| Work instructions |
Examine the records and identify each line that includes the string "hers". Copy those lines.

| Listing |
start
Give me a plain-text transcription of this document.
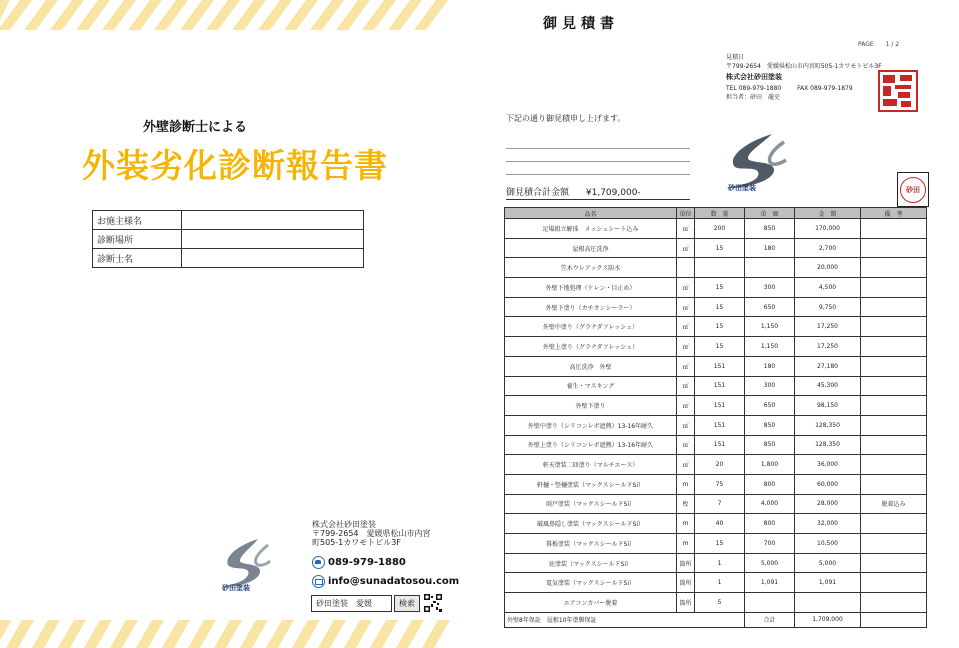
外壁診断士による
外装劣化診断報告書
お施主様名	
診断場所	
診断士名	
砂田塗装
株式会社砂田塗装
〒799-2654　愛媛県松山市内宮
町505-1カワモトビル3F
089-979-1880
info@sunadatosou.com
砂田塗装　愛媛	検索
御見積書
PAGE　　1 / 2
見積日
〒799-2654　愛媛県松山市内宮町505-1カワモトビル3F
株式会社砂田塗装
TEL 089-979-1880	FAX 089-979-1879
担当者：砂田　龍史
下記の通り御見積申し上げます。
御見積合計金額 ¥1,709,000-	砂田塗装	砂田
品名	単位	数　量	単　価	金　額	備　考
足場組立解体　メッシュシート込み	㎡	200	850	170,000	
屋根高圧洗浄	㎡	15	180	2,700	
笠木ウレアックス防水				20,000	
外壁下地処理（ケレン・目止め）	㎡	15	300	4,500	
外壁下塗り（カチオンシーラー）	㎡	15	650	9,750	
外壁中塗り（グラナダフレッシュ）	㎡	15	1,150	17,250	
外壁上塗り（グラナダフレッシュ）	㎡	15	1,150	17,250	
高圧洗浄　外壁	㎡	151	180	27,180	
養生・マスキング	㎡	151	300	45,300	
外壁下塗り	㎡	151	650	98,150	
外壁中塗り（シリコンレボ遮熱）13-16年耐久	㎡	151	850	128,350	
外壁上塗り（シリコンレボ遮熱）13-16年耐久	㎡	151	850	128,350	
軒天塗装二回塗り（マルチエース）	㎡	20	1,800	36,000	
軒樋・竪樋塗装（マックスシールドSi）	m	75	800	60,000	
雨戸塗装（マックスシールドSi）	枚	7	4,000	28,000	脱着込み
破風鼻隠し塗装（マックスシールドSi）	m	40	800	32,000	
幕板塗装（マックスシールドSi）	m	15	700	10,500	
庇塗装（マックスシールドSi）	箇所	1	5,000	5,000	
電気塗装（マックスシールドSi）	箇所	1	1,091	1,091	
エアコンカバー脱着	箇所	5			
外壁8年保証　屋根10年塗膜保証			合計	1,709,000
end
start
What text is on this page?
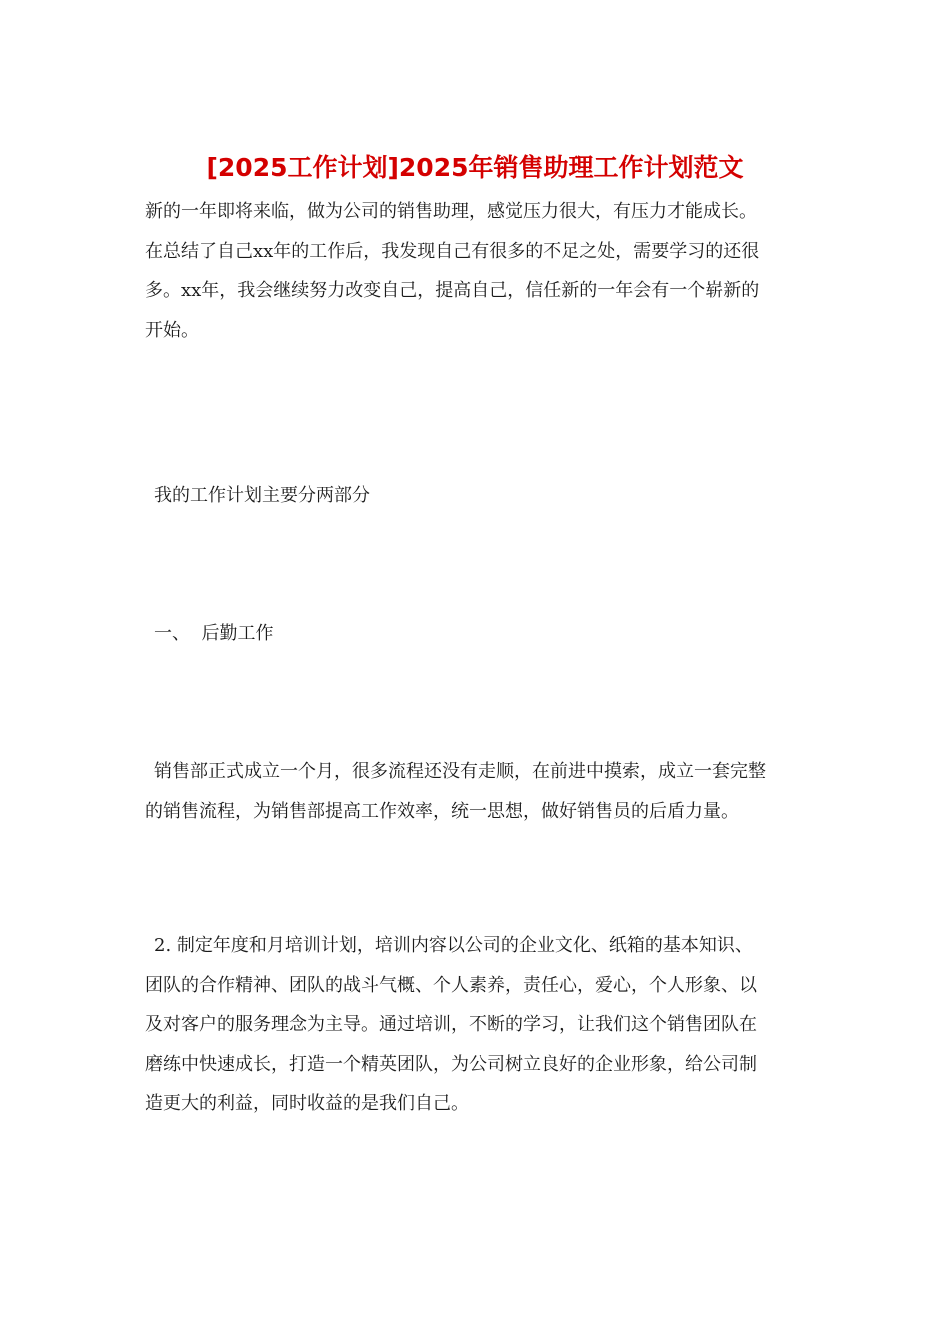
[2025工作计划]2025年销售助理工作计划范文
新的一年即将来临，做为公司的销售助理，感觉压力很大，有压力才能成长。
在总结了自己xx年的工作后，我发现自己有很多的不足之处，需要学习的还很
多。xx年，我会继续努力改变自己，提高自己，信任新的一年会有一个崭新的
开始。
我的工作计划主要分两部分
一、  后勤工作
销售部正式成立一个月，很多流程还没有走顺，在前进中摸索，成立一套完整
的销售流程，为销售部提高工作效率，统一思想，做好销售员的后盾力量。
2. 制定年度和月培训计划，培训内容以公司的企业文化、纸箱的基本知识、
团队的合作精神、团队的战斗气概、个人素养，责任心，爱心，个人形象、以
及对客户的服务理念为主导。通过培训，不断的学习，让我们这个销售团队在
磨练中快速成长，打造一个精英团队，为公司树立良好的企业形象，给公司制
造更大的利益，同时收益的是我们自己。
end
start
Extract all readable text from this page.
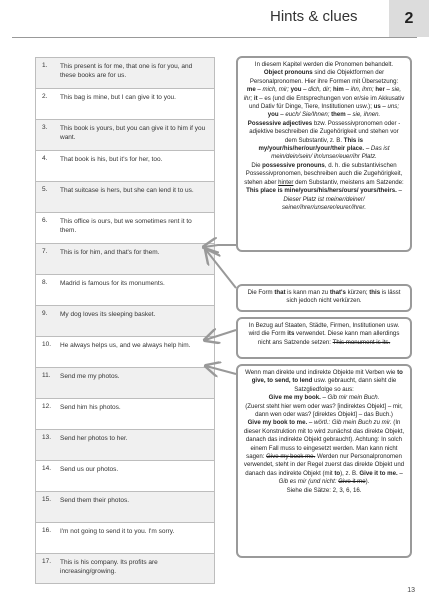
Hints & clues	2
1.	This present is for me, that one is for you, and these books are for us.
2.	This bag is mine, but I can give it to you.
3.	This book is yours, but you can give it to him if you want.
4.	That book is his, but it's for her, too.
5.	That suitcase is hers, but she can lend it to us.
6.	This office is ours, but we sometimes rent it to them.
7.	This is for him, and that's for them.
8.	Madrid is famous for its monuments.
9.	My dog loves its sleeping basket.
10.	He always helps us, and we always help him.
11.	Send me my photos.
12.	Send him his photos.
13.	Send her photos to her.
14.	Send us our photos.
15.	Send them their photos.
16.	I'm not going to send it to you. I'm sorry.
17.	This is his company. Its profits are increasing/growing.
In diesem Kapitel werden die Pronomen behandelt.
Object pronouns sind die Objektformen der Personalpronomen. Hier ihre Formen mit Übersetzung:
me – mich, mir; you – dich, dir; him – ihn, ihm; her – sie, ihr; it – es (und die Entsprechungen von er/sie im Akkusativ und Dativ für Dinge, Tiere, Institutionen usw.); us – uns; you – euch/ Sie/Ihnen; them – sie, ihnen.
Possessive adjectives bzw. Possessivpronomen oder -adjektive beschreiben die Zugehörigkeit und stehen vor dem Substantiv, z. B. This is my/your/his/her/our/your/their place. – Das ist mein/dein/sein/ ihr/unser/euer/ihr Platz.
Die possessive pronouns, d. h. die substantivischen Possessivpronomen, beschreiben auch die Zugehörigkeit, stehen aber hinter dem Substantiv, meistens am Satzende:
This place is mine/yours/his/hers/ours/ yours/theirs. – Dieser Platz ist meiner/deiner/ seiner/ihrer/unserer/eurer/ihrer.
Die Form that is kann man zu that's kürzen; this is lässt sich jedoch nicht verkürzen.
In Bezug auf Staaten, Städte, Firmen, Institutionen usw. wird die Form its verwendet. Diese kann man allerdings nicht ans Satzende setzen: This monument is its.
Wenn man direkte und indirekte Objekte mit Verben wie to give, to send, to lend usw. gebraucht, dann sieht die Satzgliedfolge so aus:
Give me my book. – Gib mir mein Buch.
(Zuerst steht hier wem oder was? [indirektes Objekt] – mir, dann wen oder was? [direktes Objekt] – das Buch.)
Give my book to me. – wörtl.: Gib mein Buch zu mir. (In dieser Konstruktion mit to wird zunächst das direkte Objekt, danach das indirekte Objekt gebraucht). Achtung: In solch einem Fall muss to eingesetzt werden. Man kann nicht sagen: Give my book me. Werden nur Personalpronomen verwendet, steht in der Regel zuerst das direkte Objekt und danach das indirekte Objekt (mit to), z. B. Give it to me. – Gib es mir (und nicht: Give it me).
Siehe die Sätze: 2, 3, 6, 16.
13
end
| Complete response |
5.	That suitcase is hers, but she can lend it to us.
This place is mine/yours/his/hers/ours/ yours/theirs. – Dieser Platz ist meiner/deiner/ seiner/ihrer/unserer/eurer/ihrer.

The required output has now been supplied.